§ Task goal: Please write the listing below out again exactly, leaving every picture behind.

§ Excerpted data:

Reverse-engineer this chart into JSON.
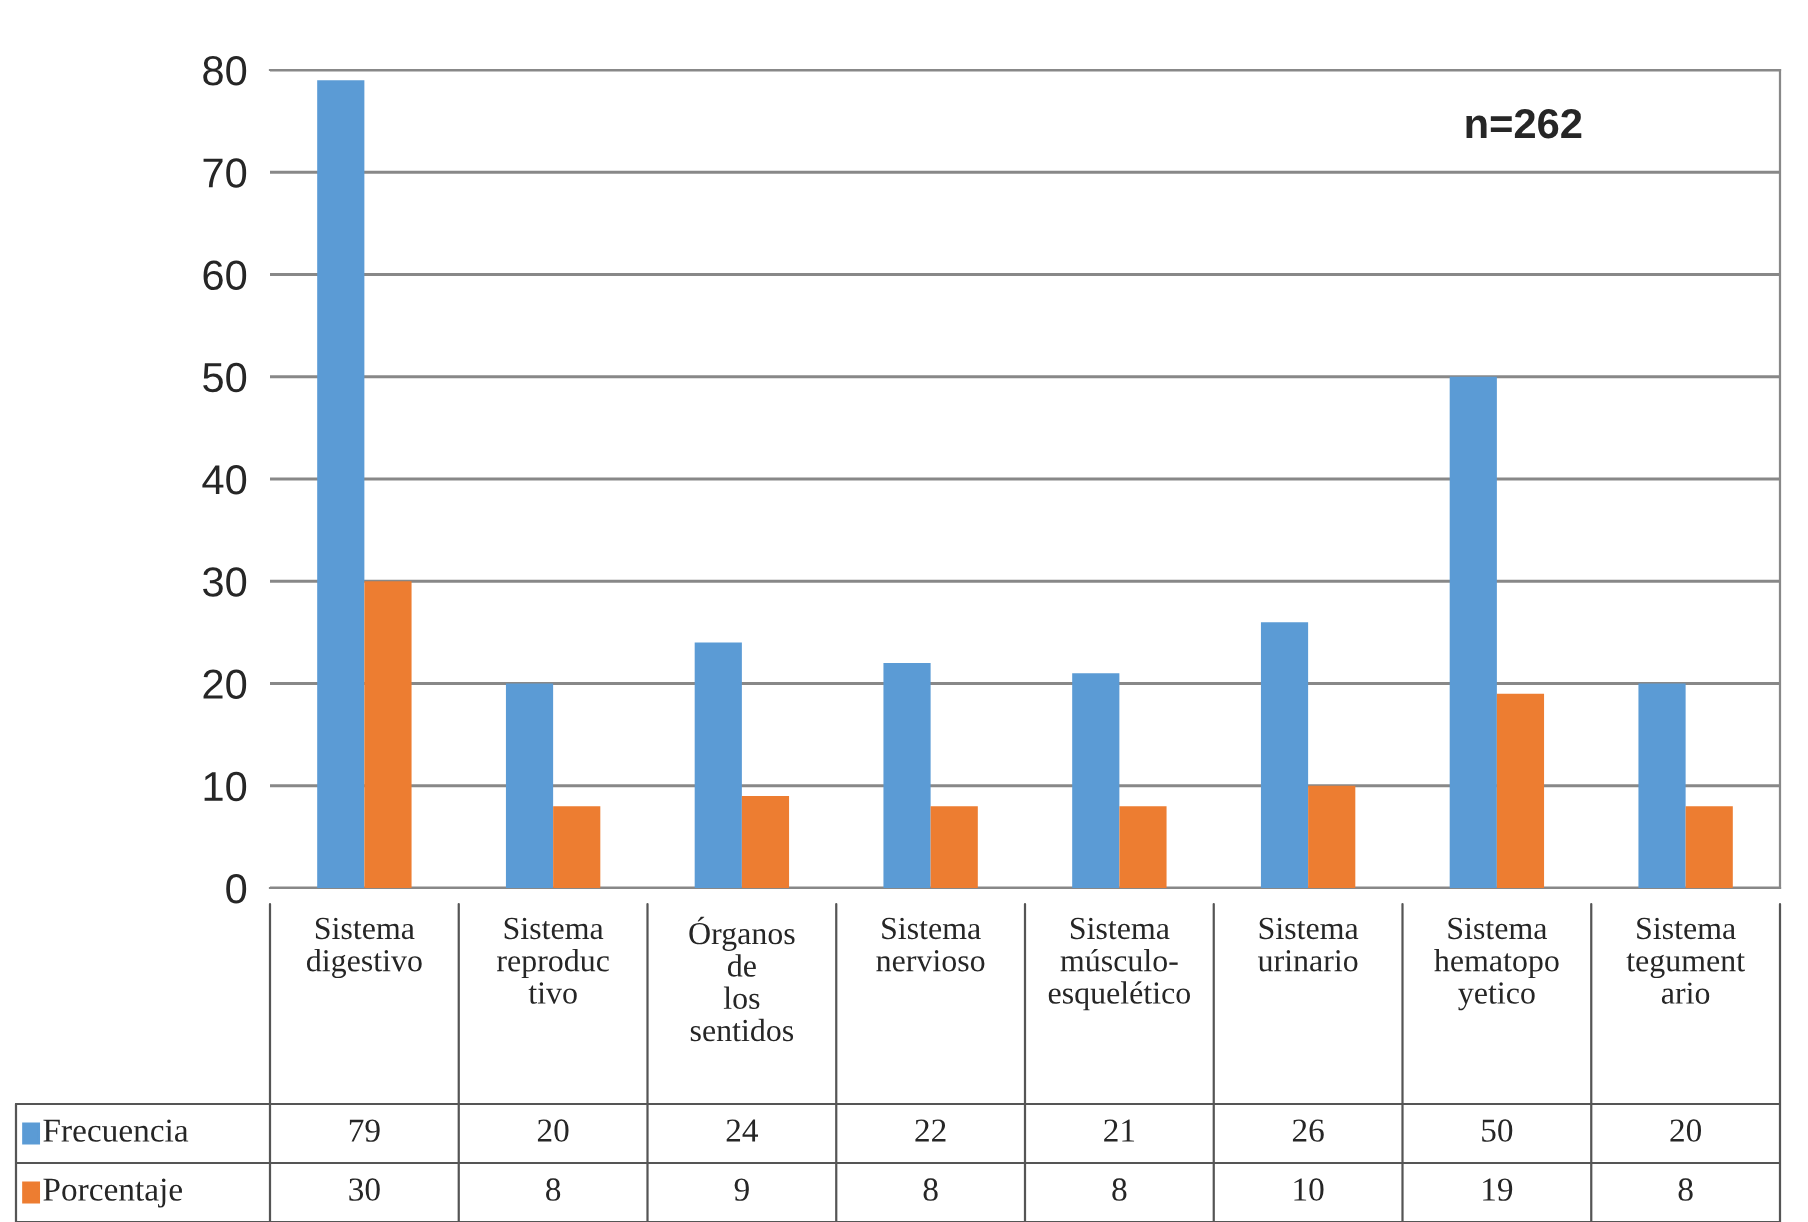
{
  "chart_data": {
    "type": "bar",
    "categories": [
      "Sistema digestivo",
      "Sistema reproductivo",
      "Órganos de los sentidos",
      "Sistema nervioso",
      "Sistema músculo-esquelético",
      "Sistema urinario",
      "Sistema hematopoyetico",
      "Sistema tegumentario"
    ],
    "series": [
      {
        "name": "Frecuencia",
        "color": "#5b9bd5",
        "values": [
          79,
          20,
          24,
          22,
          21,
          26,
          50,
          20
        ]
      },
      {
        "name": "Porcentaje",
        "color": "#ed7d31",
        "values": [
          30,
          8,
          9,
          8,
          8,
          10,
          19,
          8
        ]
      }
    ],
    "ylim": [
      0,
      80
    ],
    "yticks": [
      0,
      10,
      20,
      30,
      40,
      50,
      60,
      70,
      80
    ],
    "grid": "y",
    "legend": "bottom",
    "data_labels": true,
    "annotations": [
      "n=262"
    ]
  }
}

§ Expected answer:
Reverse-engineer this chart into JSON.
{
  "chart_data": {
    "type": "bar",
    "categories": [
      "Sistema digestivo",
      "Sistema reproductivo",
      "Órganos de los sentidos",
      "Sistema nervioso",
      "Sistema músculo-esquelético",
      "Sistema urinario",
      "Sistema hematopoyetico",
      "Sistema tegumentario"
    ],
    "series": [
      {
        "name": "Frecuencia",
        "color": "#5b9bd5",
        "values": [
          79,
          20,
          24,
          22,
          21,
          26,
          50,
          20
        ]
      },
      {
        "name": "Porcentaje",
        "color": "#ed7d31",
        "values": [
          30,
          8,
          9,
          8,
          8,
          10,
          19,
          8
        ]
      }
    ],
    "ylim": [
      0,
      80
    ],
    "yticks": [
      0,
      10,
      20,
      30,
      40,
      50,
      60,
      70,
      80
    ],
    "grid": "y",
    "legend": "bottom",
    "data_labels": true,
    "annotations": [
      "n=262"
    ]
  }
}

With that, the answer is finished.